* WHAT YOU WILL DO:
For this exercise, copy out each line of the material below that includes "Contains".

* SOURCE DATA:
■ ■ ■ ■ ■
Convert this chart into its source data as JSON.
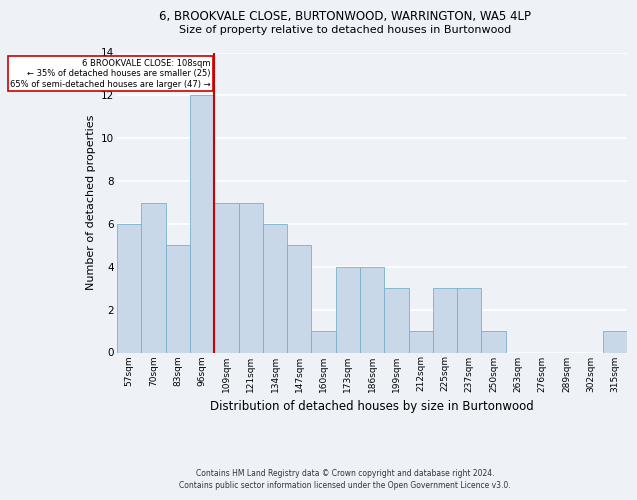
{
  "title_line1": "6, BROOKVALE CLOSE, BURTONWOOD, WARRINGTON, WA5 4LP",
  "title_line2": "Size of property relative to detached houses in Burtonwood",
  "xlabel": "Distribution of detached houses by size in Burtonwood",
  "ylabel": "Number of detached properties",
  "categories": [
    "57sqm",
    "70sqm",
    "83sqm",
    "96sqm",
    "109sqm",
    "121sqm",
    "134sqm",
    "147sqm",
    "160sqm",
    "173sqm",
    "186sqm",
    "199sqm",
    "212sqm",
    "225sqm",
    "237sqm",
    "250sqm",
    "263sqm",
    "276sqm",
    "289sqm",
    "302sqm",
    "315sqm"
  ],
  "values": [
    6,
    7,
    5,
    12,
    7,
    7,
    6,
    5,
    1,
    4,
    4,
    3,
    1,
    3,
    3,
    1,
    0,
    0,
    0,
    0,
    1
  ],
  "bar_color": "#c8d8e8",
  "bar_edge_color": "#7ab0cc",
  "marker_line_color": "#cc0000",
  "annotation_box_color": "#ffffff",
  "annotation_box_edge": "#cc0000",
  "marker_label": "6 BROOKVALE CLOSE: 108sqm",
  "marker_pct_smaller": "← 35% of detached houses are smaller (25)",
  "marker_pct_larger": "65% of semi-detached houses are larger (47) →",
  "ylim": [
    0,
    14
  ],
  "yticks": [
    0,
    2,
    4,
    6,
    8,
    10,
    12,
    14
  ],
  "background_color": "#eef2f7",
  "grid_color": "#ffffff",
  "footnote_line1": "Contains HM Land Registry data © Crown copyright and database right 2024.",
  "footnote_line2": "Contains public sector information licensed under the Open Government Licence v3.0."
}
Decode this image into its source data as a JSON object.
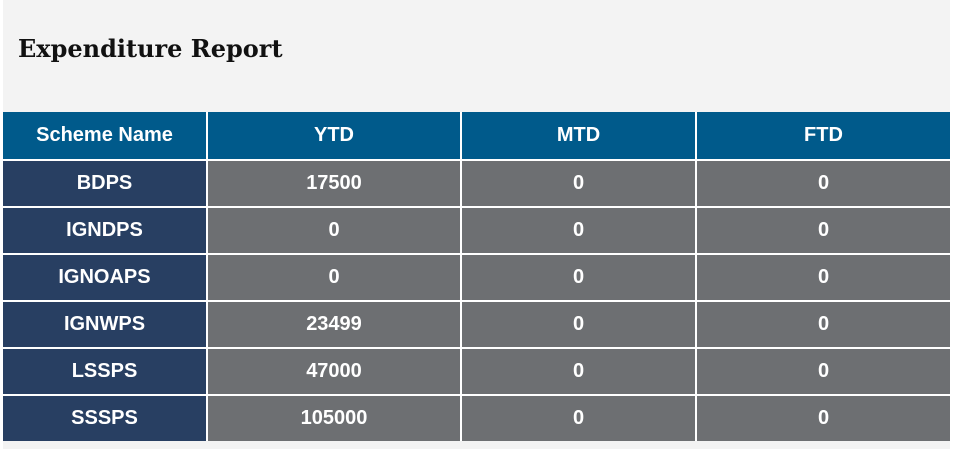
{
  "report": {
    "title": "Expenditure Report",
    "columns": [
      "Scheme Name",
      "YTD",
      "MTD",
      "FTD"
    ],
    "rows": [
      {
        "scheme": "BDPS",
        "ytd": "17500",
        "mtd": "0",
        "ftd": "0"
      },
      {
        "scheme": "IGNDPS",
        "ytd": "0",
        "mtd": "0",
        "ftd": "0"
      },
      {
        "scheme": "IGNOAPS",
        "ytd": "0",
        "mtd": "0",
        "ftd": "0"
      },
      {
        "scheme": "IGNWPS",
        "ytd": "23499",
        "mtd": "0",
        "ftd": "0"
      },
      {
        "scheme": "LSSPS",
        "ytd": "47000",
        "mtd": "0",
        "ftd": "0"
      },
      {
        "scheme": "SSSPS",
        "ytd": "105000",
        "mtd": "0",
        "ftd": "0"
      }
    ]
  },
  "colors": {
    "panel_background": "#f3f3f3",
    "header_background": "#005a8b",
    "scheme_cell_background": "#283f62",
    "value_cell_background": "#6d6f72",
    "text": "#ffffff"
  }
}
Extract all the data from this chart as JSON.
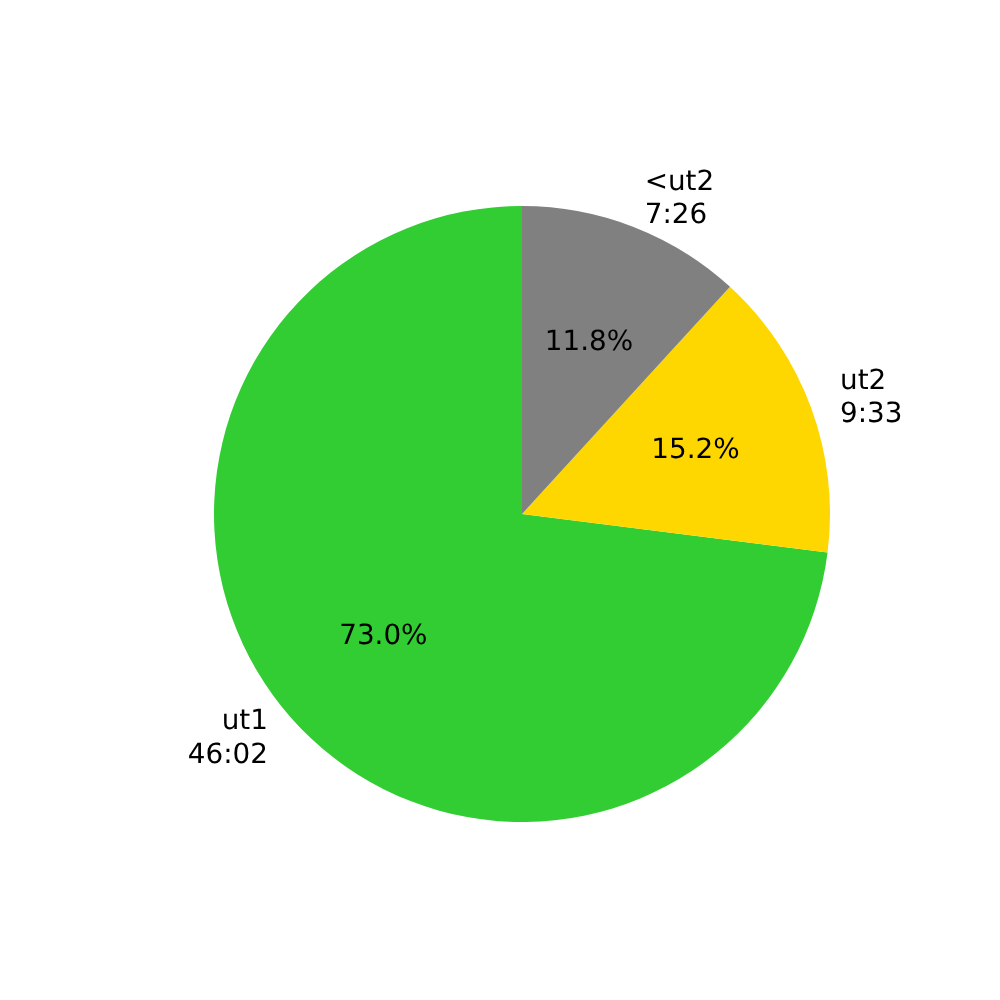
{
  "chart_data": {
    "type": "pie",
    "categories": [
      "ut1\n46:02",
      "ut2\n9:33",
      "<ut2\n7:26"
    ],
    "values": [
      73.0,
      15.2,
      11.8
    ],
    "colors": [
      "#32cd32",
      "#ffd700",
      "#808080"
    ],
    "value_labels": [
      "73.0%",
      "15.2%",
      "11.8%"
    ]
  }
}
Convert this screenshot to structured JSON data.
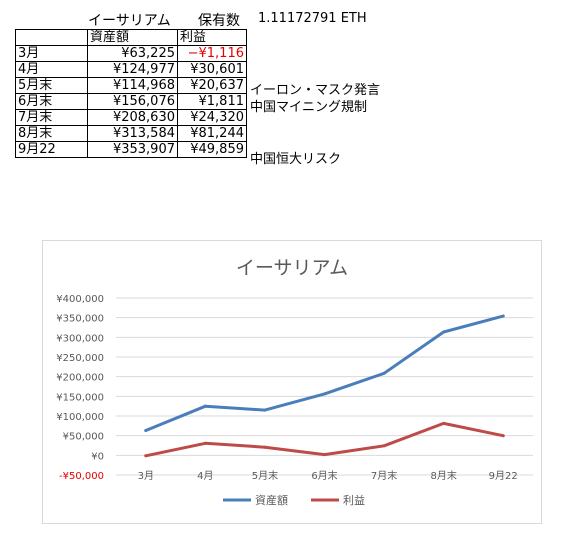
{
  "sheet": {
    "title": "イーサリアム",
    "holding_label": "保有数",
    "holding_value": "1.11172791 ETH",
    "headers": [
      "",
      "資産額",
      "利益"
    ],
    "rows": [
      {
        "month": "3月",
        "assets": "¥63,225",
        "profit": "−¥1,116"
      },
      {
        "month": "4月",
        "assets": "¥124,977",
        "profit": "¥30,601"
      },
      {
        "month": "5月末",
        "assets": "¥114,968",
        "profit": "¥20,637"
      },
      {
        "month": "6月末",
        "assets": "¥156,076",
        "profit": "¥1,811"
      },
      {
        "month": "7月末",
        "assets": "¥208,630",
        "profit": "¥24,320"
      },
      {
        "month": "8月末",
        "assets": "¥313,584",
        "profit": "¥81,244"
      },
      {
        "month": "9月22",
        "assets": "¥353,907",
        "profit": "¥49,859"
      }
    ],
    "notes": [
      "イーロン・マスク発言",
      "中国マイニング規制",
      "中国恒大リスク"
    ]
  },
  "chart_data": {
    "type": "line",
    "title": "イーサリアム",
    "categories": [
      "3月",
      "4月",
      "5月末",
      "6月末",
      "7月末",
      "8月末",
      "9月22"
    ],
    "series": [
      {
        "name": "資産額",
        "values": [
          63225,
          124977,
          114968,
          156076,
          208630,
          313584,
          353907
        ],
        "color": "#4a7ebb"
      },
      {
        "name": "利益",
        "values": [
          -1116,
          30601,
          20637,
          1811,
          24320,
          81244,
          49859
        ],
        "color": "#be4b48"
      }
    ],
    "ylim": [
      -50000,
      400000
    ],
    "yticks": [
      400000,
      350000,
      300000,
      250000,
      200000,
      150000,
      100000,
      50000,
      0,
      -50000
    ],
    "ytick_labels": [
      "¥400,000",
      "¥350,000",
      "¥300,000",
      "¥250,000",
      "¥200,000",
      "¥150,000",
      "¥100,000",
      "¥50,000",
      "¥0",
      "-¥50,000"
    ],
    "negative_label_color": "#e60000",
    "grid": true,
    "legend": "bottom",
    "xlabel": "",
    "ylabel": ""
  }
}
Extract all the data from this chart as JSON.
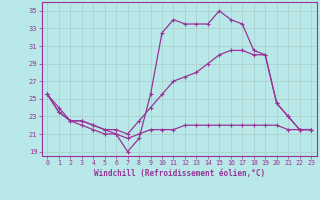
{
  "xlabel": "Windchill (Refroidissement éolien,°C)",
  "bg_color": "#b8e8e8",
  "line_color": "#993399",
  "xlim": [
    -0.5,
    23.5
  ],
  "ylim": [
    18.5,
    36.0
  ],
  "yticks": [
    19,
    21,
    23,
    25,
    27,
    29,
    31,
    33,
    35
  ],
  "xticks": [
    0,
    1,
    2,
    3,
    4,
    5,
    6,
    7,
    8,
    9,
    10,
    11,
    12,
    13,
    14,
    15,
    16,
    17,
    18,
    19,
    20,
    21,
    22,
    23
  ],
  "line1_x": [
    0,
    1,
    2,
    3,
    4,
    5,
    6,
    7,
    8,
    9,
    10,
    11,
    12,
    13,
    14,
    15,
    16,
    17,
    18,
    19,
    20,
    21,
    22,
    23
  ],
  "line1_y": [
    25.5,
    23.5,
    22.5,
    22.0,
    21.5,
    21.0,
    21.0,
    20.5,
    21.0,
    21.5,
    21.5,
    21.5,
    22.0,
    22.0,
    22.0,
    22.0,
    22.0,
    22.0,
    22.0,
    22.0,
    22.0,
    21.5,
    21.5,
    21.5
  ],
  "line2_x": [
    0,
    1,
    2,
    3,
    4,
    5,
    6,
    7,
    8,
    9,
    10,
    11,
    12,
    13,
    14,
    15,
    16,
    17,
    18,
    19,
    20,
    21,
    22,
    23
  ],
  "line2_y": [
    25.5,
    23.5,
    22.5,
    22.5,
    22.0,
    21.5,
    21.0,
    19.0,
    20.5,
    25.5,
    32.5,
    34.0,
    33.5,
    33.5,
    33.5,
    35.0,
    34.0,
    33.5,
    30.5,
    30.0,
    24.5,
    23.0,
    21.5,
    21.5
  ],
  "line3_x": [
    0,
    1,
    2,
    3,
    4,
    5,
    6,
    7,
    8,
    9,
    10,
    11,
    12,
    13,
    14,
    15,
    16,
    17,
    18,
    19,
    20,
    21,
    22,
    23
  ],
  "line3_y": [
    25.5,
    24.0,
    22.5,
    22.5,
    22.0,
    21.5,
    21.5,
    21.0,
    22.5,
    24.0,
    25.5,
    27.0,
    27.5,
    28.0,
    29.0,
    30.0,
    30.5,
    30.5,
    30.0,
    30.0,
    24.5,
    23.0,
    21.5,
    21.5
  ],
  "grid_color": "#aacccc",
  "spine_color": "#993399",
  "tick_color": "#993399",
  "label_fontsize": 4.8,
  "xlabel_fontsize": 5.5
}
■ ■ ■ ■ ■
* EXERCISE RESPONSE:
  "footnote_line1": "Contains HM Land Registry data © Crown copyright and database right 2024.",
  "footnote_line2": "Contains public sector information licensed under the Open Government Licence v3.0."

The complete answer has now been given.